## Exercise instructions
Give an exact copy of every line, leaving images out.

## Dataset excerpts
□ □ □ □ □

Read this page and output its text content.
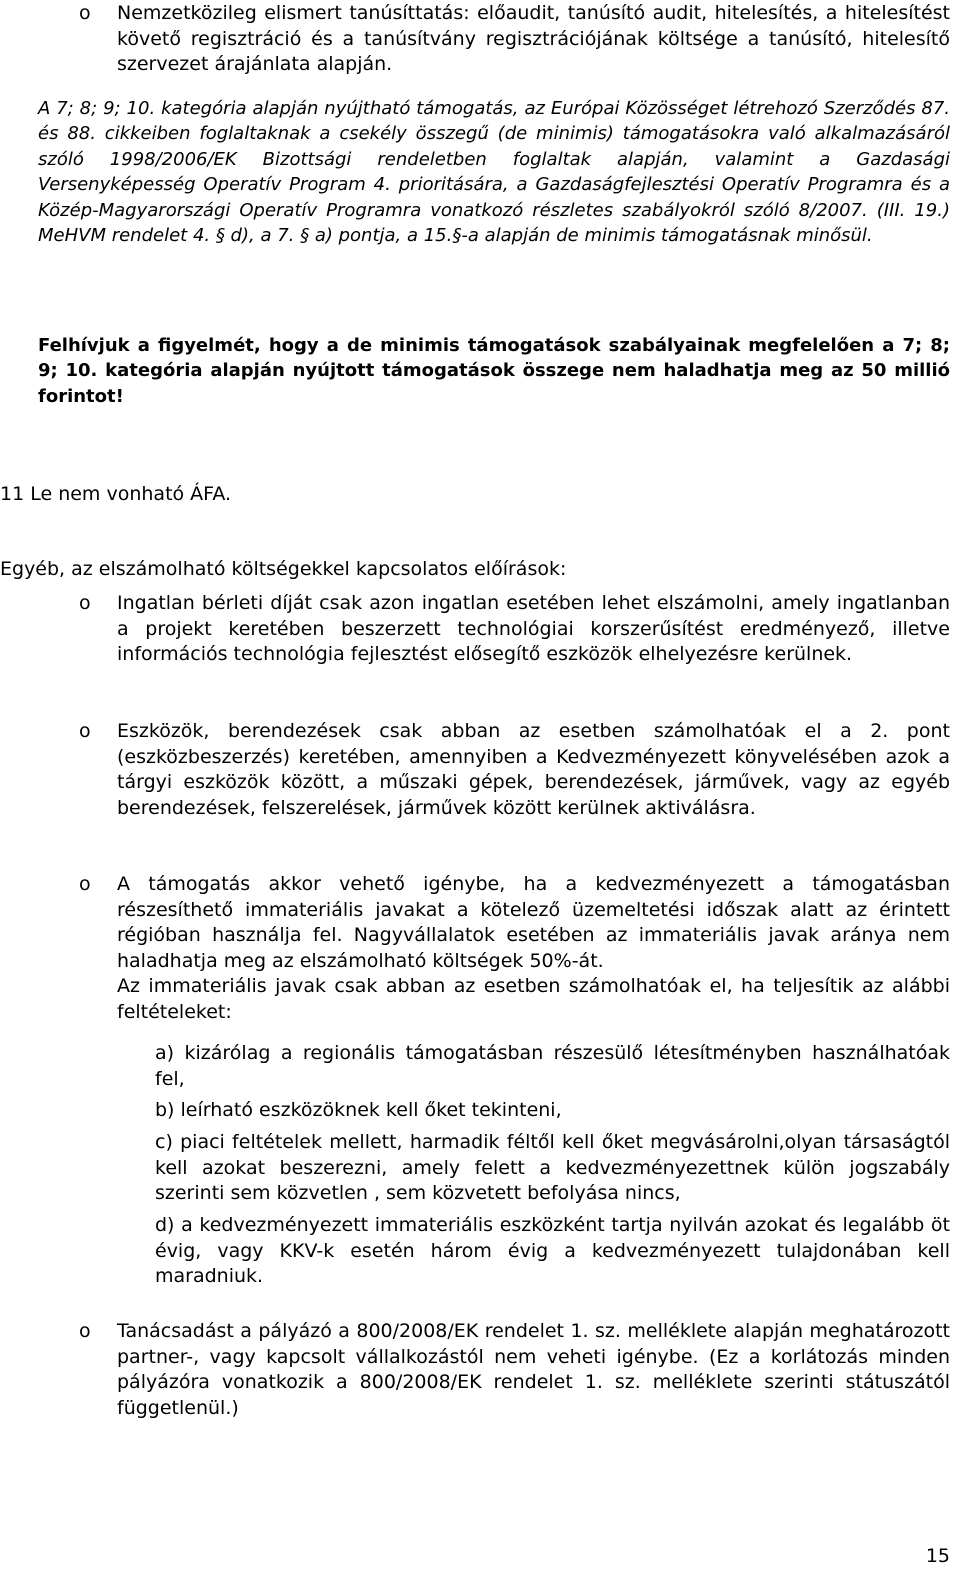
o Nemzetközileg elismert tanúsíttatás: előaudit, tanúsító audit, hitelesítés, a hitelesítést követő regisztráció és a tanúsítvány regisztrációjának költsége a tanúsító, hitelesítő szervezet árajánlata alapján.
A 7; 8; 9; 10. kategória alapján nyújtható támogatás, az Európai Közösséget létrehozó Szerződés 87. és 88. cikkeiben foglaltaknak a csekély összegű (de minimis) támogatásokra való alkalmazásáról szóló 1998/2006/EK Bizottsági rendeletben foglaltak alapján, valamint a Gazdasági Versenyképesség Operatív Program 4. prioritására, a Gazdaságfejlesztési Operatív Programra és a Közép-Magyarországi Operatív Programra vonatkozó részletes szabályokról szóló 8/2007. (III. 19.) MeHVM rendelet 4. § d), a 7. § a) pontja, a 15.§-a alapján de minimis támogatásnak minősül.
Felhívjuk a figyelmét, hogy a de minimis támogatások szabályainak megfelelően a 7; 8; 9; 10. kategória alapján nyújtott támogatások összege nem haladhatja meg az 50 millió forintot!
11 Le nem vonható ÁFA.
Egyéb, az elszámolható költségekkel kapcsolatos előírások:
o Ingatlan bérleti díját csak azon ingatlan esetében lehet elszámolni, amely ingatlanban a projekt keretében beszerzett technológiai korszerűsítést eredményező, illetve információs technológia fejlesztést elősegítő eszközök elhelyezésre kerülnek.
o Eszközök, berendezések csak abban az esetben számolhatóak el a 2. pont (eszközbeszerzés) keretében, amennyiben a Kedvezményezett könyvelésében azok a tárgyi eszközök között, a műszaki gépek, berendezések, járművek, vagy az egyéb berendezések, felszerelések, járművek között kerülnek aktiválásra.
o A támogatás akkor vehető igénybe, ha a kedvezményezett a támogatásban részesíthető immateriális javakat a kötelező üzemeltetési időszak alatt az érintett régióban használja fel. Nagyvállalatok esetében az immateriális javak aránya nem haladhatja meg az elszámolható költségek 50%-át.
Az immateriális javak csak abban az esetben számolhatóak el, ha teljesítik az alábbi feltételeket:
a) kizárólag a regionális támogatásban részesülő létesítményben használhatóak fel,
b) leírható eszközöknek kell őket tekinteni,
c) piaci feltételek mellett, harmadik féltől kell őket megvásárolni,olyan társaságtól kell azokat beszerezni, amely felett a kedvezményezettnek külön jogszabály szerinti sem közvetlen , sem közvetett befolyása nincs,
d) a kedvezményezett immateriális eszközként tartja nyilván azokat és legalább öt évig, vagy KKV-k esetén három évig a kedvezményezett tulajdonában kell maradniuk.
o Tanácsadást a pályázó a 800/2008/EK rendelet 1. sz. melléklete alapján meghatározott partner-, vagy kapcsolt vállalkozástól nem veheti igénybe. (Ez a korlátozás minden pályázóra vonatkozik a 800/2008/EK rendelet 1. sz. melléklete szerinti státuszától függetlenül.)
15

□ □ □ □ □

## Exercise answer
Read this page and output its text content.
o Nemzetközileg elismert tanúsíttatás: előaudit, tanúsító audit, hitelesítés, a hitelesítést követő regisztráció és a tanúsítvány regisztrációjának költsége a tanúsító, hitelesítő szervezet árajánlata alapján.
A 7; 8; 9; 10. kategória alapján nyújtható támogatás, az Európai Közösséget létrehozó Szerződés 87. és 88. cikkeiben foglaltaknak a csekély összegű (de minimis) támogatásokra való alkalmazásáról szóló 1998/2006/EK Bizottsági rendeletben foglaltak alapján, valamint a Gazdasági Versenyképesség Operatív Program 4. prioritására, a Gazdaságfejlesztési Operatív Programra és a Közép-Magyarországi Operatív Programra vonatkozó részletes szabályokról szóló 8/2007. (III. 19.) MeHVM rendelet 4. § d), a 7. § a) pontja, a 15.§-a alapján de minimis támogatásnak minősül.
Felhívjuk a figyelmét, hogy a de minimis támogatások szabályainak megfelelően a 7; 8; 9; 10. kategória alapján nyújtott támogatások összege nem haladhatja meg az 50 millió forintot!
11 Le nem vonható ÁFA.
Egyéb, az elszámolható költségekkel kapcsolatos előírások:
o Ingatlan bérleti díját csak azon ingatlan esetében lehet elszámolni, amely ingatlanban a projekt keretében beszerzett technológiai korszerűsítést eredményező, illetve információs technológia fejlesztést elősegítő eszközök elhelyezésre kerülnek.
o Eszközök, berendezések csak abban az esetben számolhatóak el a 2. pont (eszközbeszerzés) keretében, amennyiben a Kedvezményezett könyvelésében azok a tárgyi eszközök között, a műszaki gépek, berendezések, járművek, vagy az egyéb berendezések, felszerelések, járművek között kerülnek aktiválásra.
o A támogatás akkor vehető igénybe, ha a kedvezményezett a támogatásban részesíthető immateriális javakat a kötelező üzemeltetési időszak alatt az érintett régióban használja fel. Nagyvállalatok esetében az immateriális javak aránya nem haladhatja meg az elszámolható költségek 50%-át.
Az immateriális javak csak abban az esetben számolhatóak el, ha teljesítik az alábbi feltételeket:
a) kizárólag a regionális támogatásban részesülő létesítményben használhatóak fel,
b) leírható eszközöknek kell őket tekinteni,
c) piaci feltételek mellett, harmadik féltől kell őket megvásárolni,olyan társaságtól kell azokat beszerezni, amely felett a kedvezményezettnek külön jogszabály szerinti sem közvetlen , sem közvetett befolyása nincs,
d) a kedvezményezett immateriális eszközként tartja nyilván azokat és legalább öt évig, vagy KKV-k esetén három évig a kedvezményezett tulajdonában kell maradniuk.
o Tanácsadást a pályázó a 800/2008/EK rendelet 1. sz. melléklete alapján meghatározott partner-, vagy kapcsolt vállalkozástól nem veheti igénybe. (Ez a korlátozás minden pályázóra vonatkozik a 800/2008/EK rendelet 1. sz. melléklete szerinti státuszától függetlenül.)
15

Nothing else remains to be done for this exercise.